- [WORK TO DO] Go through the records underneath and count the lines that include the string "JSON". Give nothing but the number.

□ □ □

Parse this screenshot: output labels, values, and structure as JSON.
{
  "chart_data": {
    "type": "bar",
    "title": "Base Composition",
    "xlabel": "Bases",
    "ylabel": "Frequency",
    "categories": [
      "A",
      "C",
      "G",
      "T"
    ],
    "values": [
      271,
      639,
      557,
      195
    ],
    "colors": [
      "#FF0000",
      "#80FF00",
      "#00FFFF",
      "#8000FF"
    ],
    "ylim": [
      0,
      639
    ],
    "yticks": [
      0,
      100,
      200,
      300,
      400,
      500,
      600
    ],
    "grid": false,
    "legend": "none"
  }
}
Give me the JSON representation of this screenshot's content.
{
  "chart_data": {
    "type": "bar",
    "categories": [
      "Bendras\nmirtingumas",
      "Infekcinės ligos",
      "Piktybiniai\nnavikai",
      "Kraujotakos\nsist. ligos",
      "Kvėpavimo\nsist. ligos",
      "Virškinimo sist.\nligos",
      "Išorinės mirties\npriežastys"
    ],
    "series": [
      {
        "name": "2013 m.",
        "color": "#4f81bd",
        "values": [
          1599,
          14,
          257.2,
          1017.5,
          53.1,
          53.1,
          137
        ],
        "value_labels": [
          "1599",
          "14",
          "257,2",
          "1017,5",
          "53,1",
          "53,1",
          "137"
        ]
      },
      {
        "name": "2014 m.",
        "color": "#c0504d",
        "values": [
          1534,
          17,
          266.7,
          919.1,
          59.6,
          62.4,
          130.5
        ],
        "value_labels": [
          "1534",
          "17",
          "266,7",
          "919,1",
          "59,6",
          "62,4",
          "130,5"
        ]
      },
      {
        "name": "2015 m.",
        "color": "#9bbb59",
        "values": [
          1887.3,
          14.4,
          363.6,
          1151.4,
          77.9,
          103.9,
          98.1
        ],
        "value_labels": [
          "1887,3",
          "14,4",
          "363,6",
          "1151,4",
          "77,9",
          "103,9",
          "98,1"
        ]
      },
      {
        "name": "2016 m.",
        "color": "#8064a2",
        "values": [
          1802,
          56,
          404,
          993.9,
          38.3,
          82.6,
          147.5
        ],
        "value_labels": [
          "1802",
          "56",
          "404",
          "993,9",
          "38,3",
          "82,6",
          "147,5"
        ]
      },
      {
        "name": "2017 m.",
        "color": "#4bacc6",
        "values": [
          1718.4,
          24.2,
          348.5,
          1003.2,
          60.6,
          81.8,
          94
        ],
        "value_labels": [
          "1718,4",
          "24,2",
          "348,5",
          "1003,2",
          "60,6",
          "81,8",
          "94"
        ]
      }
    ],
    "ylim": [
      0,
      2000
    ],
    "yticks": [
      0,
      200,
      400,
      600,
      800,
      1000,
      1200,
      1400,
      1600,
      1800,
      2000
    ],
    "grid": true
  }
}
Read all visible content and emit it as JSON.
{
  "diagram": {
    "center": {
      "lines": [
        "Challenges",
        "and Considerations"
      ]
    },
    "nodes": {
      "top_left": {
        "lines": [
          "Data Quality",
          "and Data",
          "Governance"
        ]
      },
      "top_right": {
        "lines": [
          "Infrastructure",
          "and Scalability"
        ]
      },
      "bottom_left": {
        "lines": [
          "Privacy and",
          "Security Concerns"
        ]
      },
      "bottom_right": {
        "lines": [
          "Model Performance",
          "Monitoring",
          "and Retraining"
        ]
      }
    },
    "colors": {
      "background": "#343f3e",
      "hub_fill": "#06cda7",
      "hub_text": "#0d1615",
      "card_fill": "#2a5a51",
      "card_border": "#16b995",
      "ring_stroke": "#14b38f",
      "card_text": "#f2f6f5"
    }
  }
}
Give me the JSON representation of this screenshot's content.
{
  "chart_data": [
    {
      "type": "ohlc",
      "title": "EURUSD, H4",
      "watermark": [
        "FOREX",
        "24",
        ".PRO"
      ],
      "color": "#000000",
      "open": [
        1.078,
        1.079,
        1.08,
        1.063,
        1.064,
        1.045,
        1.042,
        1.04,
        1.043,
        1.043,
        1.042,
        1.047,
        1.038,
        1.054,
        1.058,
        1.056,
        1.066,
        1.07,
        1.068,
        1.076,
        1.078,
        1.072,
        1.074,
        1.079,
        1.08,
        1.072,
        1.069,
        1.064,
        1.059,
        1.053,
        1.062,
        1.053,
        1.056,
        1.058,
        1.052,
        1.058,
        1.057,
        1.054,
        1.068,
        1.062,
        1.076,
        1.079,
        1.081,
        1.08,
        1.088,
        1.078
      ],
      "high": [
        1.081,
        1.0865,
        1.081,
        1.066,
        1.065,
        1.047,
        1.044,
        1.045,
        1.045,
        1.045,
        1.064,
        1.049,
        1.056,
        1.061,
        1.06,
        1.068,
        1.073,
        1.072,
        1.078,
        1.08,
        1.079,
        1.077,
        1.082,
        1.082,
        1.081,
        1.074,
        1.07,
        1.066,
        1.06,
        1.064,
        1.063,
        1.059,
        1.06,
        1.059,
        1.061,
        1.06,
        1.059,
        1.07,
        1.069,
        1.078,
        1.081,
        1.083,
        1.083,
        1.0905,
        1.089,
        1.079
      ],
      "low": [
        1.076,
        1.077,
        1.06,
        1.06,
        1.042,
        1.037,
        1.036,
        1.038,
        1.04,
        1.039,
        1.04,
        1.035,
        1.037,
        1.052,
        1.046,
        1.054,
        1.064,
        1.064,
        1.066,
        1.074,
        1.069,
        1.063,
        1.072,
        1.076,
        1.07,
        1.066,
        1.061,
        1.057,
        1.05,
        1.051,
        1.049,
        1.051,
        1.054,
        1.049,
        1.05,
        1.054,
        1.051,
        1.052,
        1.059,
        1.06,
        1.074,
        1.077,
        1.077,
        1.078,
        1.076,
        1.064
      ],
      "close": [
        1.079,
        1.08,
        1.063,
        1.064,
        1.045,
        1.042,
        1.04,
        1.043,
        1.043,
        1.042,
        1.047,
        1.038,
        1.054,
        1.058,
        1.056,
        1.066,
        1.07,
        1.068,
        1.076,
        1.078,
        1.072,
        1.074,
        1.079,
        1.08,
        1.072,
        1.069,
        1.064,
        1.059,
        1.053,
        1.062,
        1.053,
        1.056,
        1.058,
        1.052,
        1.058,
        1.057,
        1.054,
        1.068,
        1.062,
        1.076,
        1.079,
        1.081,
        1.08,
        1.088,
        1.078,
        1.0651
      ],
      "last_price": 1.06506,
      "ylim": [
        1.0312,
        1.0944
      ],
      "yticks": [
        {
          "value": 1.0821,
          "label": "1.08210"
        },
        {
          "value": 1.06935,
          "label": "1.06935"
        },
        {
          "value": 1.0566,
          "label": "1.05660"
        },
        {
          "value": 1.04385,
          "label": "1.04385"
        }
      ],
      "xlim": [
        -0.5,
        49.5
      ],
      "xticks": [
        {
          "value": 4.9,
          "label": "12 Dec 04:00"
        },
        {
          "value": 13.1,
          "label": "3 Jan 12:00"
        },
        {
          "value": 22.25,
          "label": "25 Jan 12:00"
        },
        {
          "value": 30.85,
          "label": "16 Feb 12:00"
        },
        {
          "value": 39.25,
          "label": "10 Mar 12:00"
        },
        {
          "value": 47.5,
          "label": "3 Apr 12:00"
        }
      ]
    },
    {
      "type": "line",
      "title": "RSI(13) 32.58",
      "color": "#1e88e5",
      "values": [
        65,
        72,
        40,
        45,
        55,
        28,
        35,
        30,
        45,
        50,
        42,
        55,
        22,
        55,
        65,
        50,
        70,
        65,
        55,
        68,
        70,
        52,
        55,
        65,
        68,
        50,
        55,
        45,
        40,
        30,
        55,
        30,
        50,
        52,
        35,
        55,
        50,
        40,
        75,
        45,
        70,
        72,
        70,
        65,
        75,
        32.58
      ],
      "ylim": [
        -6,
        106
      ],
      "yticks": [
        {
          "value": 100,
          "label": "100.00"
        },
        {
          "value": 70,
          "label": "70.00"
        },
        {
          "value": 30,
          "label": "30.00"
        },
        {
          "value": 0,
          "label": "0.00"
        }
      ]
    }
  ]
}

□ □ □

- [SOLUTION TO THE EXERCISE] 4